Determine the number of lines that contain the word "ylabel", then state that number and nothing more.

**Dataset entries:**
⟨
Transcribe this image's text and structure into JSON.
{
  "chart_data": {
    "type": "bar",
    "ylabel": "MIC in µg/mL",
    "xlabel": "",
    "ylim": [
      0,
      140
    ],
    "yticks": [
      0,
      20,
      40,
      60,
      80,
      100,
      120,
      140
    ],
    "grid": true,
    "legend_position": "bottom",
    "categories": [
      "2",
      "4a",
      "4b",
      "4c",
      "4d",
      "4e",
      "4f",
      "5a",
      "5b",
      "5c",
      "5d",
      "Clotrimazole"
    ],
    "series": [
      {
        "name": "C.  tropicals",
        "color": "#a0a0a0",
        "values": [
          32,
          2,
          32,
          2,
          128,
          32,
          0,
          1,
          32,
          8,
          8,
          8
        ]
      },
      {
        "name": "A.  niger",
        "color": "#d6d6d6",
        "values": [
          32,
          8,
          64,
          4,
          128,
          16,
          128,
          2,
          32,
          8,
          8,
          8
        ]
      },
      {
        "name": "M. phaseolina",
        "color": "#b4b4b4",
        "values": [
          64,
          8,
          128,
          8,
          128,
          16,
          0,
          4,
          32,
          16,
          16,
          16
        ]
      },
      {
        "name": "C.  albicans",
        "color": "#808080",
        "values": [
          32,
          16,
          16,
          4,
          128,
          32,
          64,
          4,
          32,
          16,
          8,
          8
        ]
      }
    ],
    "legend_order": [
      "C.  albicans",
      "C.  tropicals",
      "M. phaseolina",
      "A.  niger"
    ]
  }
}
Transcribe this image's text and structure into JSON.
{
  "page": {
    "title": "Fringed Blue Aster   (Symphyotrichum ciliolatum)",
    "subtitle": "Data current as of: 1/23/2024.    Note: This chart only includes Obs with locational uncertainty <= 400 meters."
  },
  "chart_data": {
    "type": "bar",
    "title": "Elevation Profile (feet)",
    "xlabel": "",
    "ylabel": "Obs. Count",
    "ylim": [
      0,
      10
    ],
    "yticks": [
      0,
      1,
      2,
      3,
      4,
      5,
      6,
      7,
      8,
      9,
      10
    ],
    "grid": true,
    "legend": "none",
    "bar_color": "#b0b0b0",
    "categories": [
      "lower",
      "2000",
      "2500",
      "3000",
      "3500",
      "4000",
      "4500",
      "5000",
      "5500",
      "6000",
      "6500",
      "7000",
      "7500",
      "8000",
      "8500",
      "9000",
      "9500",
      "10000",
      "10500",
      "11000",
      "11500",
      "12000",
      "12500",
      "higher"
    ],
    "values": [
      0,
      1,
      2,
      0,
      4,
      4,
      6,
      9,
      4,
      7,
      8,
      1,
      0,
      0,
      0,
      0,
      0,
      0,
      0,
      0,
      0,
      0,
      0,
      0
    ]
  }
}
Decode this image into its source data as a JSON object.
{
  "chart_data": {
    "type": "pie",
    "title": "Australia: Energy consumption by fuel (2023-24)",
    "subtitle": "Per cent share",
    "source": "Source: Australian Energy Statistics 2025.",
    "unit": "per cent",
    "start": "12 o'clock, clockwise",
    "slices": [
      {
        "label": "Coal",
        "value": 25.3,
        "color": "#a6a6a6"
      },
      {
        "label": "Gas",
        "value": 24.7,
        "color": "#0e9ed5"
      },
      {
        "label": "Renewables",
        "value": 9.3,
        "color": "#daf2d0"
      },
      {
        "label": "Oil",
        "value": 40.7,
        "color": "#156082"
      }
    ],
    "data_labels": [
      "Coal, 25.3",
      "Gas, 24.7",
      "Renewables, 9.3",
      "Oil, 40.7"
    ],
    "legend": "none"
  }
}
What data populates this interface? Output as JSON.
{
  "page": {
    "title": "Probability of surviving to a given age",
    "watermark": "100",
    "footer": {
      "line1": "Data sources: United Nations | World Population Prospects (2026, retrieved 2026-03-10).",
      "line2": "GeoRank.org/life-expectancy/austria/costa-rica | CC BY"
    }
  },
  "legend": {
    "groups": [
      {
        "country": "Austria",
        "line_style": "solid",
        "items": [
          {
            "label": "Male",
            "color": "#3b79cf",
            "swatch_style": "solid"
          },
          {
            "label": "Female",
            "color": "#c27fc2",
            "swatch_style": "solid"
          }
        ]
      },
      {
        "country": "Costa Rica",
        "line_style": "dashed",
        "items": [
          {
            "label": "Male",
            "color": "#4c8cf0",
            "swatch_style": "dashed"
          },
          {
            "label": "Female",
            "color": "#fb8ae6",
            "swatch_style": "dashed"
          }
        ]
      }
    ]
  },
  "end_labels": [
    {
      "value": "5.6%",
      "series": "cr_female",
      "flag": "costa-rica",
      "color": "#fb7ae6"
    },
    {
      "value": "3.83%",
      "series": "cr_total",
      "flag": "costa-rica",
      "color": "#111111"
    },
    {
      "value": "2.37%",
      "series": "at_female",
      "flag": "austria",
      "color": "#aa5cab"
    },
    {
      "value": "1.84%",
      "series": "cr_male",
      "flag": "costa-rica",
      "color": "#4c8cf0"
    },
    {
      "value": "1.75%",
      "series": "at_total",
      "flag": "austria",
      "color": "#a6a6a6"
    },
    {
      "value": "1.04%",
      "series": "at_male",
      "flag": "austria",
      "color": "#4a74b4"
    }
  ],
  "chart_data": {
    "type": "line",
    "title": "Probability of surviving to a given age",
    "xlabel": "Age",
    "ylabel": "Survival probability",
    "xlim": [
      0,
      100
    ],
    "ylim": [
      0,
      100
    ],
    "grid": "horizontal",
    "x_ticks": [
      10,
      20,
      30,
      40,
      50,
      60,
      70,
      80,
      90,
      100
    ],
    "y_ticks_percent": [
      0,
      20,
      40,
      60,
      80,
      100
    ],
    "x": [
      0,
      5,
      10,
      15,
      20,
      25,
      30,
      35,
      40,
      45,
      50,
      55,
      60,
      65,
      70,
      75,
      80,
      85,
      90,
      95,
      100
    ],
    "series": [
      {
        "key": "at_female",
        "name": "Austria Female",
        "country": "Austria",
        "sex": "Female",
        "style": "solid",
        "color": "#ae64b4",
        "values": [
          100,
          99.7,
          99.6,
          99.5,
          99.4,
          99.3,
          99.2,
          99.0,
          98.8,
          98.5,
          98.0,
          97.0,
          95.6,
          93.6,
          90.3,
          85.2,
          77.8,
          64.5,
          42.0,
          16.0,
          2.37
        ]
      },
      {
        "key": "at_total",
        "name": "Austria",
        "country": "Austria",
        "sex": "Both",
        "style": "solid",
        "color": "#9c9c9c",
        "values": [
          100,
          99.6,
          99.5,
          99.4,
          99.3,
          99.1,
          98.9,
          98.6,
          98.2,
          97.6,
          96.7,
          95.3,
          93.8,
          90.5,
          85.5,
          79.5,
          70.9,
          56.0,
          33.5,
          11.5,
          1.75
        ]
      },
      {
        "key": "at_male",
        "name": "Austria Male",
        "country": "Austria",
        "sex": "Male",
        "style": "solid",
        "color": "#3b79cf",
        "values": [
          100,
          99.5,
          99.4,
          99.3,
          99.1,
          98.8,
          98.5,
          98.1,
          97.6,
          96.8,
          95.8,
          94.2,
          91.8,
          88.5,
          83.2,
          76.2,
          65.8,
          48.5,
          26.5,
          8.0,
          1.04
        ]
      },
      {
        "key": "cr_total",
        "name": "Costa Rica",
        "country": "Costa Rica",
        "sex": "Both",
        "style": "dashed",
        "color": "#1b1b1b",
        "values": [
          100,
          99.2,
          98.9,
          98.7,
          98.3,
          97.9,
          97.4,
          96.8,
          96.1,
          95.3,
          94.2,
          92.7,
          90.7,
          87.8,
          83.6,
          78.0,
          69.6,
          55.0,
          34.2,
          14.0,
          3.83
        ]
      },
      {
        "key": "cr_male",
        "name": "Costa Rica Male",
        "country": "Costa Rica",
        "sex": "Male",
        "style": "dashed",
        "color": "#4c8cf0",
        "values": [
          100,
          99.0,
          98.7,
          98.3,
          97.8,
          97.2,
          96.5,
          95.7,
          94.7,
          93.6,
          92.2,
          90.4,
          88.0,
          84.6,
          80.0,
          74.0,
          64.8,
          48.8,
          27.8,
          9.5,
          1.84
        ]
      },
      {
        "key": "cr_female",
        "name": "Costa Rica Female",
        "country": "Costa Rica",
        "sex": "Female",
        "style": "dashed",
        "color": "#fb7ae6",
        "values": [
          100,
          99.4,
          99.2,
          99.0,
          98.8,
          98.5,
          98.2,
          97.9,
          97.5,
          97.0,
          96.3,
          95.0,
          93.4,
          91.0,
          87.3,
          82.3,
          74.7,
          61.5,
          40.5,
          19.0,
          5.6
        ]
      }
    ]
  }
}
⟩
**Solution for this problem:** 3